### SHORT EXERCISE
Give the records back in full, exactly as they read.

Data entries:

============================================================

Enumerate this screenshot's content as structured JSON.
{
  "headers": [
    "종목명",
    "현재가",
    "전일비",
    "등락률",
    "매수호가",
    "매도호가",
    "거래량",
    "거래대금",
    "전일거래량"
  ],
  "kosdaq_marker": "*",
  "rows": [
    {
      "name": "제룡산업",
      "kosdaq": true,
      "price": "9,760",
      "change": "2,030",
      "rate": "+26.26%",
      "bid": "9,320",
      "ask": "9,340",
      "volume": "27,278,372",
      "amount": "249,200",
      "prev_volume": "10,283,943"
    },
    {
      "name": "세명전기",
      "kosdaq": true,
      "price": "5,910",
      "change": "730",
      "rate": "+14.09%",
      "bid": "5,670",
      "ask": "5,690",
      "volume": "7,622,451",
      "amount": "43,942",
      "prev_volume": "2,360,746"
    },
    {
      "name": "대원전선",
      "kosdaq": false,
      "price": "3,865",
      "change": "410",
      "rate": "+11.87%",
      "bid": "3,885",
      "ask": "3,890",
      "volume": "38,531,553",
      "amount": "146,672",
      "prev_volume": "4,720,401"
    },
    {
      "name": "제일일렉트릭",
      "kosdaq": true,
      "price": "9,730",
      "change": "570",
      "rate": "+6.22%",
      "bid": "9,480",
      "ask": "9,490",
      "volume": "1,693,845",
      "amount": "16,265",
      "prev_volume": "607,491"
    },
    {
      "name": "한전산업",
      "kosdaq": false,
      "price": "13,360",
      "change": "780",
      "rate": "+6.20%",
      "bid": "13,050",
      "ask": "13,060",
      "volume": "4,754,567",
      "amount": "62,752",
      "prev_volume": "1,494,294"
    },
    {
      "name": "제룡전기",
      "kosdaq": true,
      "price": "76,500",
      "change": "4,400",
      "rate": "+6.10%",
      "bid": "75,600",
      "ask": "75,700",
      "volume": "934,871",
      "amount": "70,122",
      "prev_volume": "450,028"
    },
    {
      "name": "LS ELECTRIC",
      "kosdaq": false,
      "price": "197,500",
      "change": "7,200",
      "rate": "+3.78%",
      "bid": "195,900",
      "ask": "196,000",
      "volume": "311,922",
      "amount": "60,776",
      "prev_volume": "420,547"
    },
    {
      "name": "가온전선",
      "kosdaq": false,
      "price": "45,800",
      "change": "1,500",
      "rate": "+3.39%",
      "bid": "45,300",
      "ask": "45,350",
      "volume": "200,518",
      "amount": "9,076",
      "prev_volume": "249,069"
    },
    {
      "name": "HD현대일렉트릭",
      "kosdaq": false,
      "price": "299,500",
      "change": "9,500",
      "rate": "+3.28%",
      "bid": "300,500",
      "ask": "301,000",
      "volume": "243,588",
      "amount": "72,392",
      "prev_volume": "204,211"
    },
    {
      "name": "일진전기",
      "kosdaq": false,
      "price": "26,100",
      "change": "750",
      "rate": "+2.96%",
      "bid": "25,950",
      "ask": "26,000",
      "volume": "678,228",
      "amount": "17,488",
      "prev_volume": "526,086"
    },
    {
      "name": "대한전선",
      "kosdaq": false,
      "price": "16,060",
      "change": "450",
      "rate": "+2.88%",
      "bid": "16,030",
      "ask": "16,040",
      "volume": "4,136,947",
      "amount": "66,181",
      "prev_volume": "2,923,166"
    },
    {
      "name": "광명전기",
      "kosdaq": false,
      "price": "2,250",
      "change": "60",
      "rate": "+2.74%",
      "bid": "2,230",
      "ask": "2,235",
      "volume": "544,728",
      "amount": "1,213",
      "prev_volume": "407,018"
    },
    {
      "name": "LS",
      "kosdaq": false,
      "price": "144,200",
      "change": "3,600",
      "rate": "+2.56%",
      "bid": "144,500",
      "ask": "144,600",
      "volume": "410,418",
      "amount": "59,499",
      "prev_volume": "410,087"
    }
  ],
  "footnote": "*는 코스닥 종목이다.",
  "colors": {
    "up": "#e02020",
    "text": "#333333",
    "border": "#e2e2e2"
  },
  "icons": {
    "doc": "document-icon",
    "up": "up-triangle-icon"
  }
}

============================================================

### EXERCISE ANSWER
Enumerate this screenshot's content as structured JSON.
{
  "headers": [
    "종목명",
    "현재가",
    "전일비",
    "등락률",
    "매수호가",
    "매도호가",
    "거래량",
    "거래대금",
    "전일거래량"
  ],
  "kosdaq_marker": "*",
  "rows": [
    {
      "name": "제룡산업",
      "kosdaq": true,
      "price": "9,760",
      "change": "2,030",
      "rate": "+26.26%",
      "bid": "9,320",
      "ask": "9,340",
      "volume": "27,278,372",
      "amount": "249,200",
      "prev_volume": "10,283,943"
    },
    {
      "name": "세명전기",
      "kosdaq": true,
      "price": "5,910",
      "change": "730",
      "rate": "+14.09%",
      "bid": "5,670",
      "ask": "5,690",
      "volume": "7,622,451",
      "amount": "43,942",
      "prev_volume": "2,360,746"
    },
    {
      "name": "대원전선",
      "kosdaq": false,
      "price": "3,865",
      "change": "410",
      "rate": "+11.87%",
      "bid": "3,885",
      "ask": "3,890",
      "volume": "38,531,553",
      "amount": "146,672",
      "prev_volume": "4,720,401"
    },
    {
      "name": "제일일렉트릭",
      "kosdaq": true,
      "price": "9,730",
      "change": "570",
      "rate": "+6.22%",
      "bid": "9,480",
      "ask": "9,490",
      "volume": "1,693,845",
      "amount": "16,265",
      "prev_volume": "607,491"
    },
    {
      "name": "한전산업",
      "kosdaq": false,
      "price": "13,360",
      "change": "780",
      "rate": "+6.20%",
      "bid": "13,050",
      "ask": "13,060",
      "volume": "4,754,567",
      "amount": "62,752",
      "prev_volume": "1,494,294"
    },
    {
      "name": "제룡전기",
      "kosdaq": true,
      "price": "76,500",
      "change": "4,400",
      "rate": "+6.10%",
      "bid": "75,600",
      "ask": "75,700",
      "volume": "934,871",
      "amount": "70,122",
      "prev_volume": "450,028"
    },
    {
      "name": "LS ELECTRIC",
      "kosdaq": false,
      "price": "197,500",
      "change": "7,200",
      "rate": "+3.78%",
      "bid": "195,900",
      "ask": "196,000",
      "volume": "311,922",
      "amount": "60,776",
      "prev_volume": "420,547"
    },
    {
      "name": "가온전선",
      "kosdaq": false,
      "price": "45,800",
      "change": "1,500",
      "rate": "+3.39%",
      "bid": "45,300",
      "ask": "45,350",
      "volume": "200,518",
      "amount": "9,076",
      "prev_volume": "249,069"
    },
    {
      "name": "HD현대일렉트릭",
      "kosdaq": false,
      "price": "299,500",
      "change": "9,500",
      "rate": "+3.28%",
      "bid": "300,500",
      "ask": "301,000",
      "volume": "243,588",
      "amount": "72,392",
      "prev_volume": "204,211"
    },
    {
      "name": "일진전기",
      "kosdaq": false,
      "price": "26,100",
      "change": "750",
      "rate": "+2.96%",
      "bid": "25,950",
      "ask": "26,000",
      "volume": "678,228",
      "amount": "17,488",
      "prev_volume": "526,086"
    },
    {
      "name": "대한전선",
      "kosdaq": false,
      "price": "16,060",
      "change": "450",
      "rate": "+2.88%",
      "bid": "16,030",
      "ask": "16,040",
      "volume": "4,136,947",
      "amount": "66,181",
      "prev_volume": "2,923,166"
    },
    {
      "name": "광명전기",
      "kosdaq": false,
      "price": "2,250",
      "change": "60",
      "rate": "+2.74%",
      "bid": "2,230",
      "ask": "2,235",
      "volume": "544,728",
      "amount": "1,213",
      "prev_volume": "407,018"
    },
    {
      "name": "LS",
      "kosdaq": false,
      "price": "144,200",
      "change": "3,600",
      "rate": "+2.56%",
      "bid": "144,500",
      "ask": "144,600",
      "volume": "410,418",
      "amount": "59,499",
      "prev_volume": "410,087"
    }
  ],
  "footnote": "*는 코스닥 종목이다.",
  "colors": {
    "up": "#e02020",
    "text": "#333333",
    "border": "#e2e2e2"
  },
  "icons": {
    "doc": "document-icon",
    "up": "up-triangle-icon"
  }
}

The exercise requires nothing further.